▸ **Aim of the exercise**:
Below is the data. Give it again, complete and exact.
── The input ──
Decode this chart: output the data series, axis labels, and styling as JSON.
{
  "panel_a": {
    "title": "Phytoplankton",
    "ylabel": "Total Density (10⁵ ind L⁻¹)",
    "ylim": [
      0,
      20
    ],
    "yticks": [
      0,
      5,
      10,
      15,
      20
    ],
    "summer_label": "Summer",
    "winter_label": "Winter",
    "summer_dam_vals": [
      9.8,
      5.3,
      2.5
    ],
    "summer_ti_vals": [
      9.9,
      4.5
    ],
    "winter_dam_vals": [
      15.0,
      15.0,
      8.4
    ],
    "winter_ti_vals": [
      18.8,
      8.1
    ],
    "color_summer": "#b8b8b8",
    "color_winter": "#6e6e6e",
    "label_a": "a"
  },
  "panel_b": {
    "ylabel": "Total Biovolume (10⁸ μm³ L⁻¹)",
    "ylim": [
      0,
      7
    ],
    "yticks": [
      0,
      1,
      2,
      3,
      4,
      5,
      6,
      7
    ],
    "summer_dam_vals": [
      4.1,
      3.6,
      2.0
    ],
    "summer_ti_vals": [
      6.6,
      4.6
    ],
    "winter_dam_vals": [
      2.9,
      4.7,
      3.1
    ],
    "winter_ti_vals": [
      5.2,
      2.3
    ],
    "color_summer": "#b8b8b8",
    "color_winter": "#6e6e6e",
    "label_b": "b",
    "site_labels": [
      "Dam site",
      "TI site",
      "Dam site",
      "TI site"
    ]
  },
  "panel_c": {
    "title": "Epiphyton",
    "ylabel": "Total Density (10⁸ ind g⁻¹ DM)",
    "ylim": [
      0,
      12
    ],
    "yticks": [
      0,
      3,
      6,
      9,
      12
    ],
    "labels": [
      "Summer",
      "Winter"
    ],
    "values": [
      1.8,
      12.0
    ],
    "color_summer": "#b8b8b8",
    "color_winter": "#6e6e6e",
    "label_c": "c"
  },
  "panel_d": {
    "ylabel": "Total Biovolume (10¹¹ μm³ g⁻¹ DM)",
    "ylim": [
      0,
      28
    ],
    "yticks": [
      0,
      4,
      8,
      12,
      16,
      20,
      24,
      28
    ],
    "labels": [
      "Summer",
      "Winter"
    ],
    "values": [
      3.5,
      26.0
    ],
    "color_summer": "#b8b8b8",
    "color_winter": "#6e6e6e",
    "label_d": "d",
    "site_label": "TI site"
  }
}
───
▸ **Written response**:
Decode this chart: output the data series, axis labels, and styling as JSON.
{
  "panel_a": {
    "title": "Phytoplankton",
    "ylabel": "Total Density (10⁵ ind L⁻¹)",
    "ylim": [
      0,
      20
    ],
    "yticks": [
      0,
      5,
      10,
      15,
      20
    ],
    "summer_label": "Summer",
    "winter_label": "Winter",
    "summer_dam_vals": [
      9.8,
      5.3,
      2.5
    ],
    "summer_ti_vals": [
      9.9,
      4.5
    ],
    "winter_dam_vals": [
      15.0,
      15.0,
      8.4
    ],
    "winter_ti_vals": [
      18.8,
      8.1
    ],
    "color_summer": "#b8b8b8",
    "color_winter": "#6e6e6e",
    "label_a": "a"
  },
  "panel_b": {
    "ylabel": "Total Biovolume (10⁸ μm³ L⁻¹)",
    "ylim": [
      0,
      7
    ],
    "yticks": [
      0,
      1,
      2,
      3,
      4,
      5,
      6,
      7
    ],
    "summer_dam_vals": [
      4.1,
      3.6,
      2.0
    ],
    "summer_ti_vals": [
      6.6,
      4.6
    ],
    "winter_dam_vals": [
      2.9,
      4.7,
      3.1
    ],
    "winter_ti_vals": [
      5.2,
      2.3
    ],
    "color_summer": "#b8b8b8",
    "color_winter": "#6e6e6e",
    "label_b": "b",
    "site_labels": [
      "Dam site",
      "TI site",
      "Dam site",
      "TI site"
    ]
  },
  "panel_c": {
    "title": "Epiphyton",
    "ylabel": "Total Density (10⁸ ind g⁻¹ DM)",
    "ylim": [
      0,
      12
    ],
    "yticks": [
      0,
      3,
      6,
      9,
      12
    ],
    "labels": [
      "Summer",
      "Winter"
    ],
    "values": [
      1.8,
      12.0
    ],
    "color_summer": "#b8b8b8",
    "color_winter": "#6e6e6e",
    "label_c": "c"
  },
  "panel_d": {
    "ylabel": "Total Biovolume (10¹¹ μm³ g⁻¹ DM)",
    "ylim": [
      0,
      28
    ],
    "yticks": [
      0,
      4,
      8,
      12,
      16,
      20,
      24,
      28
    ],
    "labels": [
      "Summer",
      "Winter"
    ],
    "values": [
      3.5,
      26.0
    ],
    "color_summer": "#b8b8b8",
    "color_winter": "#6e6e6e",
    "label_d": "d",
    "site_label": "TI site"
  }
}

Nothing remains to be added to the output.